## [THE TASK]
Reply with one number: how many lines contain the word "Ehemann".

════

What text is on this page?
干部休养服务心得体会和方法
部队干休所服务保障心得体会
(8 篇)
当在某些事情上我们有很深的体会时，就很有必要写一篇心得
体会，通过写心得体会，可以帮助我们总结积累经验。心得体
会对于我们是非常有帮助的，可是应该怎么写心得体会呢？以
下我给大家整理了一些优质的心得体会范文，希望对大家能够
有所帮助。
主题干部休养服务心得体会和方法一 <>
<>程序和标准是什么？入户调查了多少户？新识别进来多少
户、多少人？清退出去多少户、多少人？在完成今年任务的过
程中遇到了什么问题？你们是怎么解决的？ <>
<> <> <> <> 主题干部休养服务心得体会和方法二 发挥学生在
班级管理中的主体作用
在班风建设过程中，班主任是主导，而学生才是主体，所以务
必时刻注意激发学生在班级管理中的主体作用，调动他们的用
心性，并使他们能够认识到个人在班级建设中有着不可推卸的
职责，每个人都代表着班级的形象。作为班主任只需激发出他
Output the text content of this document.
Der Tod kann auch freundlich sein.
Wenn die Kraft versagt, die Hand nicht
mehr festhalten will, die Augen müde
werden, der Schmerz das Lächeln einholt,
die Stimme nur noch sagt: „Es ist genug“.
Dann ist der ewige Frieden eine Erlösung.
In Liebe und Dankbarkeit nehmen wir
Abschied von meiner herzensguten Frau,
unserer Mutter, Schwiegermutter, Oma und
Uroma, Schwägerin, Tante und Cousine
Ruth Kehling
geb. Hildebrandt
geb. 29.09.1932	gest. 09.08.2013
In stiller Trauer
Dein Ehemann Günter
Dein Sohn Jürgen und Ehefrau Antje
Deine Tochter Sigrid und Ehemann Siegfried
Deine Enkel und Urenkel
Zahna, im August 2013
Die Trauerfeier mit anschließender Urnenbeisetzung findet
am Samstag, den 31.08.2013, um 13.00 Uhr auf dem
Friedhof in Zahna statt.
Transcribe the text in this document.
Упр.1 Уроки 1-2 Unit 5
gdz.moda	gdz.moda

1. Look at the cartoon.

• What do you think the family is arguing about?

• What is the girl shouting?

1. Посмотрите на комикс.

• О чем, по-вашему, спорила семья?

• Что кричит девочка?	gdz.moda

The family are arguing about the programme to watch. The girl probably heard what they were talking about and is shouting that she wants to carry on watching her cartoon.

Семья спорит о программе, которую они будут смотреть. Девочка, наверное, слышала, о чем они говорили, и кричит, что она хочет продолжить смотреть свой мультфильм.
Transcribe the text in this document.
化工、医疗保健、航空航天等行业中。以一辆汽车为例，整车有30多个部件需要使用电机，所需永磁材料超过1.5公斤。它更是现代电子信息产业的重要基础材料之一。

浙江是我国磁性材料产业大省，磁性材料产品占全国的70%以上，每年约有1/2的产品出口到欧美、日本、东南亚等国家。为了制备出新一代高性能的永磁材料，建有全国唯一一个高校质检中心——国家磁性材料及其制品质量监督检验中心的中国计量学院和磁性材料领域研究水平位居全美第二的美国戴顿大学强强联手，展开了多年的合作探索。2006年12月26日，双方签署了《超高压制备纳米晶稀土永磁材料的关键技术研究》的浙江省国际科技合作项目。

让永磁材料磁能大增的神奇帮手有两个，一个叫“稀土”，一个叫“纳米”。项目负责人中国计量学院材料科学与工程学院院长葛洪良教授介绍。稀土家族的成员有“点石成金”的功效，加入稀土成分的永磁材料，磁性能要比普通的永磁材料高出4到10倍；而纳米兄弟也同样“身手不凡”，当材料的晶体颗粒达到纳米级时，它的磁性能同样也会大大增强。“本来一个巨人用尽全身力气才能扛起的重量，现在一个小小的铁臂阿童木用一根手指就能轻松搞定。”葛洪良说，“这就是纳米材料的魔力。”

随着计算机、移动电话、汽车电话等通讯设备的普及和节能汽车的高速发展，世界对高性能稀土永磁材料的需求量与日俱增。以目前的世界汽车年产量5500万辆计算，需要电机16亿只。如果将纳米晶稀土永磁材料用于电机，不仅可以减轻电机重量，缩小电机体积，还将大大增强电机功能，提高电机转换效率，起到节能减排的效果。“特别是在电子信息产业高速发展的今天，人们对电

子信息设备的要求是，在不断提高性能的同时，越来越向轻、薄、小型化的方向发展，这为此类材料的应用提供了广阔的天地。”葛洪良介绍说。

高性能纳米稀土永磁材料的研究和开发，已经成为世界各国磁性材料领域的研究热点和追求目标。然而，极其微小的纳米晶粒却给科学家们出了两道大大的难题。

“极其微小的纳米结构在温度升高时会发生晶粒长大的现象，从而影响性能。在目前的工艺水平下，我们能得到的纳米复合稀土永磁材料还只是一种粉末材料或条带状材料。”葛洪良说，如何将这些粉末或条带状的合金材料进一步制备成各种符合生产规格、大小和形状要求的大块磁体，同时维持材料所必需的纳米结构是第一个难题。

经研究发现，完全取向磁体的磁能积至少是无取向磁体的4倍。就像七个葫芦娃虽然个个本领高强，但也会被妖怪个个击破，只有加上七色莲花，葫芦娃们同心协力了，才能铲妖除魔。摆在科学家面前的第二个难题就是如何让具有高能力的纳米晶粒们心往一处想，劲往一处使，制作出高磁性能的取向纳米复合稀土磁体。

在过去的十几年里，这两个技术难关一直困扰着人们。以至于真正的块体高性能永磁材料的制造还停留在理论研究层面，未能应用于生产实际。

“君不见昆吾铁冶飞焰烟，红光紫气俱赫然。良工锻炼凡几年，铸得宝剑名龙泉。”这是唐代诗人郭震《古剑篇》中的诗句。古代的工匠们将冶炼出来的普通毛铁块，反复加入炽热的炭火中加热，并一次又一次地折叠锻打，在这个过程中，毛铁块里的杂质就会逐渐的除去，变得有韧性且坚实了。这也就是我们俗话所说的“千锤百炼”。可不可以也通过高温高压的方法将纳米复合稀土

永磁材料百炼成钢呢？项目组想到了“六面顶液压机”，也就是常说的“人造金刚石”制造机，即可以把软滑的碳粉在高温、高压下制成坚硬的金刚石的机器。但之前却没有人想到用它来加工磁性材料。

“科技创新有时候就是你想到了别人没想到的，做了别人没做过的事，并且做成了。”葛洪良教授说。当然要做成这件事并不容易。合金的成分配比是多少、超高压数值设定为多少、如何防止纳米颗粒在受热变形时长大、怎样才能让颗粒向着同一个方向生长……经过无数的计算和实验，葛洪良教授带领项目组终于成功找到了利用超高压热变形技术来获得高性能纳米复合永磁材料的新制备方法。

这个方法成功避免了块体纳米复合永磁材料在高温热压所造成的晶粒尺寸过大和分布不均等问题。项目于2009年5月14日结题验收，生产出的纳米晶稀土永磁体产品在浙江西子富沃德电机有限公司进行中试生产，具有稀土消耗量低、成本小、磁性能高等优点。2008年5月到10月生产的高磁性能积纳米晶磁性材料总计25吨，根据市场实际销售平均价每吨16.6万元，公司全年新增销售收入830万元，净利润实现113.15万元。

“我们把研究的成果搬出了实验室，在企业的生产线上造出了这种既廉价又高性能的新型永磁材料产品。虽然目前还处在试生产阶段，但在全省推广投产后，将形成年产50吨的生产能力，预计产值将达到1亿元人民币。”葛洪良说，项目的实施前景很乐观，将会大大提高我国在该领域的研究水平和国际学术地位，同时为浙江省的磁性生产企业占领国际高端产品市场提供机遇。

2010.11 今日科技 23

════

## [CORRECT ANSWER]
2